YOUR GOAL ::
Below are some entries. Copy each line that holds the string "name".

'''

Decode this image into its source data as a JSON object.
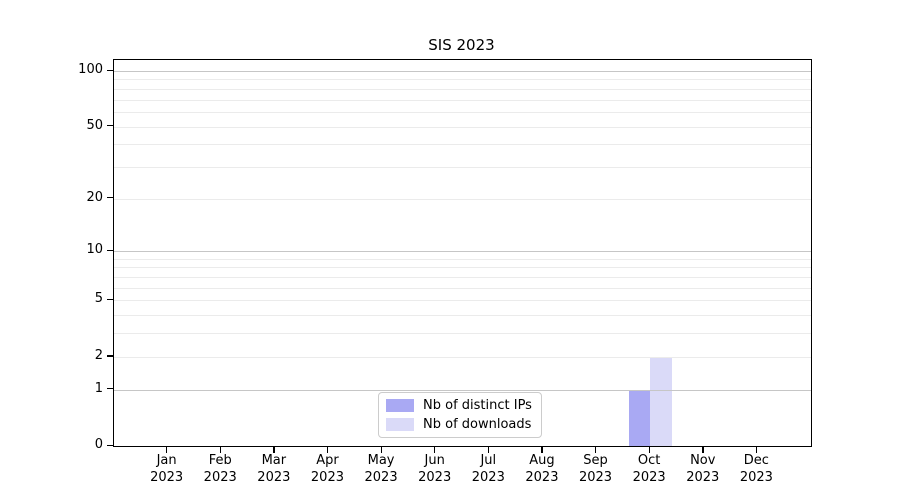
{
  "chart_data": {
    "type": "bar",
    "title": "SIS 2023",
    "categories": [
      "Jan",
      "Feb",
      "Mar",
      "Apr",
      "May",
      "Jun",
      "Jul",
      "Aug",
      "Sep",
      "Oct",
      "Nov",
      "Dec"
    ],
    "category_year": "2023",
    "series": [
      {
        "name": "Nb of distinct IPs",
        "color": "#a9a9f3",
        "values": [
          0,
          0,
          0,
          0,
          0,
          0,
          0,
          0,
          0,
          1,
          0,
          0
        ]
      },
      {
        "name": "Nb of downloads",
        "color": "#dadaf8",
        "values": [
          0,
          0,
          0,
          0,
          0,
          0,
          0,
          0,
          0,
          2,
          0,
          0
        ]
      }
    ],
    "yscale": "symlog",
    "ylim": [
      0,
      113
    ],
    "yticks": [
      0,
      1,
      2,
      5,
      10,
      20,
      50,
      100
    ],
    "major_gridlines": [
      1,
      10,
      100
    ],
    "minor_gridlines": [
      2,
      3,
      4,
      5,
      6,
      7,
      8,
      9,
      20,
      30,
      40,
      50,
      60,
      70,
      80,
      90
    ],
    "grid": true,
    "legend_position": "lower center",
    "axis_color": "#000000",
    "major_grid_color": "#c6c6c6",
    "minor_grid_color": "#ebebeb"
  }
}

'''
'''

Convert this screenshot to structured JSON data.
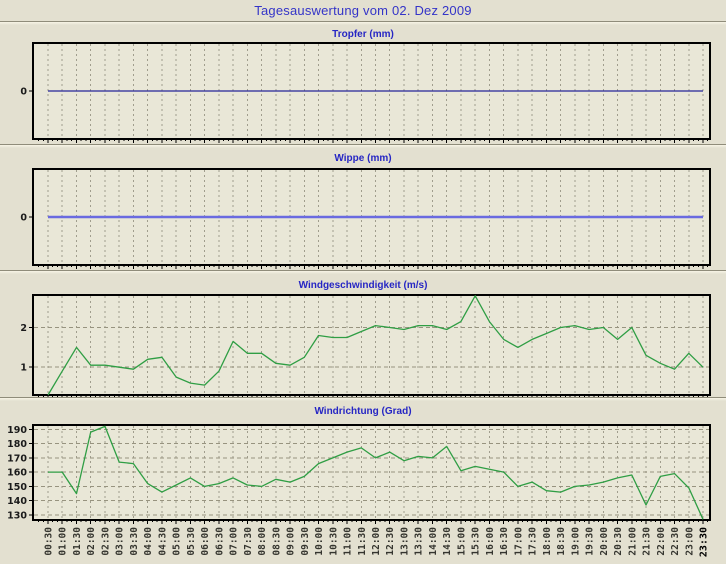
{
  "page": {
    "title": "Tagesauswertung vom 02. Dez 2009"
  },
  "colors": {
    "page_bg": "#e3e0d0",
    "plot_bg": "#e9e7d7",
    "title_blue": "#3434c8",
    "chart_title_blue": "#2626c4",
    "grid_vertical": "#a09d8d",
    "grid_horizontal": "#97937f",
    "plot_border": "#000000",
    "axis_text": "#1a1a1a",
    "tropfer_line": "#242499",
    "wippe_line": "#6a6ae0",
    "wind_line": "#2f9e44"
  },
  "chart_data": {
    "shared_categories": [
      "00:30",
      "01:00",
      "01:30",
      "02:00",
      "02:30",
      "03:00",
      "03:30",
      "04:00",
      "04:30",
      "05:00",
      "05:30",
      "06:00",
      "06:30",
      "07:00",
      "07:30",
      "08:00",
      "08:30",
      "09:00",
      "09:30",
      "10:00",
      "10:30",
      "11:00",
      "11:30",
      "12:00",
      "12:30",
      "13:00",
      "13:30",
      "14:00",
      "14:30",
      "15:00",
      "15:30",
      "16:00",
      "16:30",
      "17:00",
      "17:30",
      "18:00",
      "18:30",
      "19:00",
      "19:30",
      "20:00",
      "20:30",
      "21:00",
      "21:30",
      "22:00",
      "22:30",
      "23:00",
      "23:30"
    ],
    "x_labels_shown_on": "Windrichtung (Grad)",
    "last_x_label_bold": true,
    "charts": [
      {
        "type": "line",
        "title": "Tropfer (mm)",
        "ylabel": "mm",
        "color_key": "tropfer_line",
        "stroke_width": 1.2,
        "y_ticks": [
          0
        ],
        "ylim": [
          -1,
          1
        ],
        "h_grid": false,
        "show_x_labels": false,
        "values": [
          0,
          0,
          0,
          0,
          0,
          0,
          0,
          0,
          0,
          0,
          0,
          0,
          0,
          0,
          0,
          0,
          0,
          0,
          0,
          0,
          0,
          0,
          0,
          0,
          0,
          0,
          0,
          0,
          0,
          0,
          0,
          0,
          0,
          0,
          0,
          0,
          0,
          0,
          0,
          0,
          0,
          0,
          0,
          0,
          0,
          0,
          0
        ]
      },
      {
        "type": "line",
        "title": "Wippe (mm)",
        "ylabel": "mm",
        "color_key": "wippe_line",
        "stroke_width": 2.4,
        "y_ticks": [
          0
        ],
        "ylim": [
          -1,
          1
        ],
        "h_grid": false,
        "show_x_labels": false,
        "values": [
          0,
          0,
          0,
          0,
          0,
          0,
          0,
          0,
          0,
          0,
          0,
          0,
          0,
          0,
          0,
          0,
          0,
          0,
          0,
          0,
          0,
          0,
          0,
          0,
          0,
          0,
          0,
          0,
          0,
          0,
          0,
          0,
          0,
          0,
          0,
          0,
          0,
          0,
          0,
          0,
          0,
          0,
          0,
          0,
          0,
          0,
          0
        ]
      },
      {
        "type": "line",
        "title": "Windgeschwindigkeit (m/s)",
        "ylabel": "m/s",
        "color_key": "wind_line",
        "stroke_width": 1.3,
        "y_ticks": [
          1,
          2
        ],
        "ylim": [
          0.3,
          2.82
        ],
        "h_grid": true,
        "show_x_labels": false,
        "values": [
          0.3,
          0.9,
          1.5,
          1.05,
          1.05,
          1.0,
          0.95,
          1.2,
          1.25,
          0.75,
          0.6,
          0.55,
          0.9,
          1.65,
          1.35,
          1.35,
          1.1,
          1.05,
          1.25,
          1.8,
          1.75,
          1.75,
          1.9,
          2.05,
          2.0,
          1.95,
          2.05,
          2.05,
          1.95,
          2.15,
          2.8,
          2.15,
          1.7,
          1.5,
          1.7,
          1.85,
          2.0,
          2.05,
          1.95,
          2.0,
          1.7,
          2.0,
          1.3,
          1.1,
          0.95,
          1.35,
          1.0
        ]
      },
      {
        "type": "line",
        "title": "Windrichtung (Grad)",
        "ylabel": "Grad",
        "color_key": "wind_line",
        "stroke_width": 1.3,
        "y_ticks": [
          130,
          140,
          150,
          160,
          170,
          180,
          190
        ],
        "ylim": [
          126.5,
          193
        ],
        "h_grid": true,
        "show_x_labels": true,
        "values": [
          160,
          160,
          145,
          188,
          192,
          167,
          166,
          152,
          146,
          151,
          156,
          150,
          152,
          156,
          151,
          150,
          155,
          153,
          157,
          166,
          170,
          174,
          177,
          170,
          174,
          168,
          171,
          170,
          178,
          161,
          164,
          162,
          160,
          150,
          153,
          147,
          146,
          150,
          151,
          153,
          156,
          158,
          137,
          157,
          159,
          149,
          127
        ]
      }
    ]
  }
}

'''
'''

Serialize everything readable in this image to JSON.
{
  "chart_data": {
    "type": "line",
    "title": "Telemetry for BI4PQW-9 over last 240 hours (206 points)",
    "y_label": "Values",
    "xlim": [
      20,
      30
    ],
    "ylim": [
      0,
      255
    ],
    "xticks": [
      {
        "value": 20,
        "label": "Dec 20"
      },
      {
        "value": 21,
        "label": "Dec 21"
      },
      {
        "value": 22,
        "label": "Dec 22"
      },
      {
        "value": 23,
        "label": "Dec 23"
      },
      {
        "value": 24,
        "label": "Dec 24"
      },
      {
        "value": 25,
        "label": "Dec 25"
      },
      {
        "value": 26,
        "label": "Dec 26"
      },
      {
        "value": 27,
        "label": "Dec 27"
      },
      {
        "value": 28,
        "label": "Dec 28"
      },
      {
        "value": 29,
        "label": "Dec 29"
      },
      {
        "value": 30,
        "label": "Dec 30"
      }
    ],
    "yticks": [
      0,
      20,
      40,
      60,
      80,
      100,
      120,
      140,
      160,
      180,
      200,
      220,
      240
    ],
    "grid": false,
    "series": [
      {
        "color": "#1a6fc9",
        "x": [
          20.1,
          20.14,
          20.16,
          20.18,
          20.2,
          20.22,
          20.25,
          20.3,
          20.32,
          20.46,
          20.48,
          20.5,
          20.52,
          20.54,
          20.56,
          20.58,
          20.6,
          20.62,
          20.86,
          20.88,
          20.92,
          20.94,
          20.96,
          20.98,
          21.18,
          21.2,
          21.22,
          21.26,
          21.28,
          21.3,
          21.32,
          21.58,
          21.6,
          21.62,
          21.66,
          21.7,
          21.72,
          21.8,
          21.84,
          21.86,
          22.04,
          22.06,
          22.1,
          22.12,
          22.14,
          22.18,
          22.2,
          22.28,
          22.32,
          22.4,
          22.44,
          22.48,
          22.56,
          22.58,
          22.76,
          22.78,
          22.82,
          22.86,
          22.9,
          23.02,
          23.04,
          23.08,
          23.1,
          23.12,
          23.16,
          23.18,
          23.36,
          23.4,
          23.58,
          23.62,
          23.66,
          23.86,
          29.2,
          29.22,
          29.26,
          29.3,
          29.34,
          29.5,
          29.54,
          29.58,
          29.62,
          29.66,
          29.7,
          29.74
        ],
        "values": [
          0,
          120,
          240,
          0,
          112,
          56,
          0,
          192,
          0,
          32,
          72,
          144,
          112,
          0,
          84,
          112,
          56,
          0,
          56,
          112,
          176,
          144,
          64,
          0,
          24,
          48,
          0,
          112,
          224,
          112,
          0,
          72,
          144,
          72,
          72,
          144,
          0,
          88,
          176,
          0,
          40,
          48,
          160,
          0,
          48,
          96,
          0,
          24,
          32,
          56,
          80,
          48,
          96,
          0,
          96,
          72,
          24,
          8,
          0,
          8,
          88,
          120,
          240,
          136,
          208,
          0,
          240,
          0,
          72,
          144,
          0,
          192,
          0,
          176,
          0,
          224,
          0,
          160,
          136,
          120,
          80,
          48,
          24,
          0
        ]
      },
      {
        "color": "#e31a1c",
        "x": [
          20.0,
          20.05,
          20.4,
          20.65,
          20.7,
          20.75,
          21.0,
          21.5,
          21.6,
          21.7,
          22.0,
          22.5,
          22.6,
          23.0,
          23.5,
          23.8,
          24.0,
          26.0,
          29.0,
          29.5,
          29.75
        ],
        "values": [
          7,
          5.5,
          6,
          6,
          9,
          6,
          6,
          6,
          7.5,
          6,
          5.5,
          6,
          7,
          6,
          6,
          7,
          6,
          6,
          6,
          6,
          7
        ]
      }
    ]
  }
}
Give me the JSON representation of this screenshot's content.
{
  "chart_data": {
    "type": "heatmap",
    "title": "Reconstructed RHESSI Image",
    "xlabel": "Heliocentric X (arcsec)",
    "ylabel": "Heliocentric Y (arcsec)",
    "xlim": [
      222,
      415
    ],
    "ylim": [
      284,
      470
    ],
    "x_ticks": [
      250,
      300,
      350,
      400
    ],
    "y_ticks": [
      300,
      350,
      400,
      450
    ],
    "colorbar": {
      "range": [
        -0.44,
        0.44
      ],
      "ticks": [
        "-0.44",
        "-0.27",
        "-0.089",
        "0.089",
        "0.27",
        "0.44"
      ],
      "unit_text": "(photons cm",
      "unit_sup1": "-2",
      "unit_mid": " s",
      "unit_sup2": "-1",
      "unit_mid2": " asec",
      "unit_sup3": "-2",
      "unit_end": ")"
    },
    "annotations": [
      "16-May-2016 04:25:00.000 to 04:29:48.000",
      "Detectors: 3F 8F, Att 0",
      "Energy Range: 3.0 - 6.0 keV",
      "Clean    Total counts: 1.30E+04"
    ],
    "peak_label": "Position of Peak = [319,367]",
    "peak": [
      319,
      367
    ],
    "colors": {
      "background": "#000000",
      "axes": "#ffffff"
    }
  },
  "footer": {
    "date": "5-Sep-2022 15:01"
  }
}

'''

FINAL RESULT ::
        "name": "Nb of distinct IPs",
        "name": "Nb of downloads",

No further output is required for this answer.